--- START Task inputs ---

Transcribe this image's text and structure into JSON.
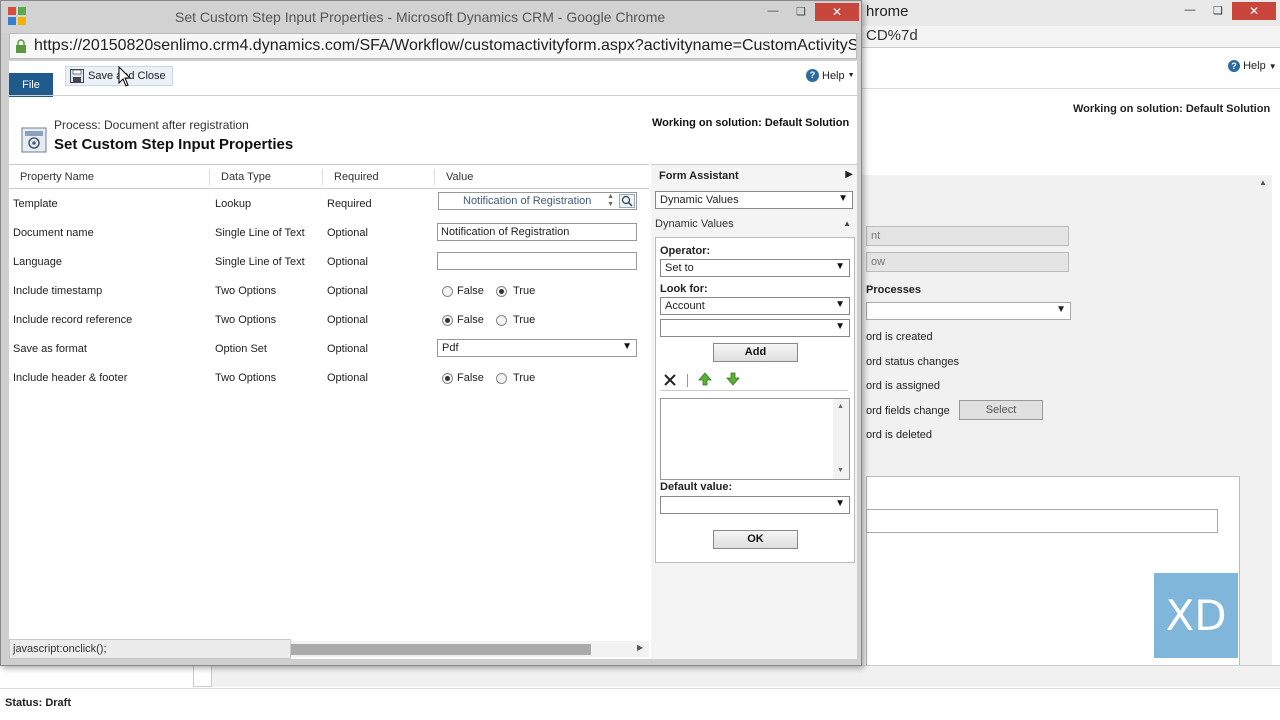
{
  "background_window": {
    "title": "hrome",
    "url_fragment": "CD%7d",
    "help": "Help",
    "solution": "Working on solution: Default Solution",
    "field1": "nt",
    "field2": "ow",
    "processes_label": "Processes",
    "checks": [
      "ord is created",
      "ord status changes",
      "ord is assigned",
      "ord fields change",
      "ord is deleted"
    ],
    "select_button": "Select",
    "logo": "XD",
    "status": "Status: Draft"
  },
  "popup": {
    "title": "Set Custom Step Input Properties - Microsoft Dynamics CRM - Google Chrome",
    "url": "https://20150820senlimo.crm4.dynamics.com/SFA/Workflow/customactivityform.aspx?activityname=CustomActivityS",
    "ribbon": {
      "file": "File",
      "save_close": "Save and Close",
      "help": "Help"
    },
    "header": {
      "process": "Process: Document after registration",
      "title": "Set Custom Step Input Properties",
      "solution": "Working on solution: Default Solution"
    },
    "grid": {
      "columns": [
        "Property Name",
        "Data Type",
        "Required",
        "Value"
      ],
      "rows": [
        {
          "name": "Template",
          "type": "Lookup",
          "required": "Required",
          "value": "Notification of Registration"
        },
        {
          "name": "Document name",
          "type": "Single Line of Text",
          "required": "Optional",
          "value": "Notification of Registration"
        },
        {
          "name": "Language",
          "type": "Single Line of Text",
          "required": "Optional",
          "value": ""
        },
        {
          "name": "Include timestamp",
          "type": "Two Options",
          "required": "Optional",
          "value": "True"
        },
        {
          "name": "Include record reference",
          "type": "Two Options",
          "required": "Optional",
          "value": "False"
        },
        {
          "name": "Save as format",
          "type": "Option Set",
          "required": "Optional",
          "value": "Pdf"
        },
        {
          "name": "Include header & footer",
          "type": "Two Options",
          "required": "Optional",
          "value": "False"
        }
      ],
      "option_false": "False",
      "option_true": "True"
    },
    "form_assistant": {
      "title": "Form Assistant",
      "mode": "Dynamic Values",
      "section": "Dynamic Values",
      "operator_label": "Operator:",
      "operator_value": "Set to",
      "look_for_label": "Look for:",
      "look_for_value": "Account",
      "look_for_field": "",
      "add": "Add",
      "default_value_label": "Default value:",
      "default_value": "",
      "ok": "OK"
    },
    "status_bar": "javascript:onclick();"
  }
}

--- END Task inputs ---

*The problem*: All of the records need repeating exactly, except for the pictures.

*Task output*:
Transcribe this image's text and structure into JSON.
{
  "background_window": {
    "title": "hrome",
    "url_fragment": "CD%7d",
    "help": "Help",
    "solution": "Working on solution: Default Solution",
    "field1": "nt",
    "field2": "ow",
    "processes_label": "Processes",
    "checks": [
      "ord is created",
      "ord status changes",
      "ord is assigned",
      "ord fields change",
      "ord is deleted"
    ],
    "select_button": "Select",
    "logo": "XD",
    "status": "Status: Draft"
  },
  "popup": {
    "title": "Set Custom Step Input Properties - Microsoft Dynamics CRM - Google Chrome",
    "url": "https://20150820senlimo.crm4.dynamics.com/SFA/Workflow/customactivityform.aspx?activityname=CustomActivityS",
    "ribbon": {
      "file": "File",
      "save_close": "Save and Close",
      "help": "Help"
    },
    "header": {
      "process": "Process: Document after registration",
      "title": "Set Custom Step Input Properties",
      "solution": "Working on solution: Default Solution"
    },
    "grid": {
      "columns": [
        "Property Name",
        "Data Type",
        "Required",
        "Value"
      ],
      "rows": [
        {
          "name": "Template",
          "type": "Lookup",
          "required": "Required",
          "value": "Notification of Registration"
        },
        {
          "name": "Document name",
          "type": "Single Line of Text",
          "required": "Optional",
          "value": "Notification of Registration"
        },
        {
          "name": "Language",
          "type": "Single Line of Text",
          "required": "Optional",
          "value": ""
        },
        {
          "name": "Include timestamp",
          "type": "Two Options",
          "required": "Optional",
          "value": "True"
        },
        {
          "name": "Include record reference",
          "type": "Two Options",
          "required": "Optional",
          "value": "False"
        },
        {
          "name": "Save as format",
          "type": "Option Set",
          "required": "Optional",
          "value": "Pdf"
        },
        {
          "name": "Include header & footer",
          "type": "Two Options",
          "required": "Optional",
          "value": "False"
        }
      ],
      "option_false": "False",
      "option_true": "True"
    },
    "form_assistant": {
      "title": "Form Assistant",
      "mode": "Dynamic Values",
      "section": "Dynamic Values",
      "operator_label": "Operator:",
      "operator_value": "Set to",
      "look_for_label": "Look for:",
      "look_for_value": "Account",
      "look_for_field": "",
      "add": "Add",
      "default_value_label": "Default value:",
      "default_value": "",
      "ok": "OK"
    },
    "status_bar": "javascript:onclick();"
  }
}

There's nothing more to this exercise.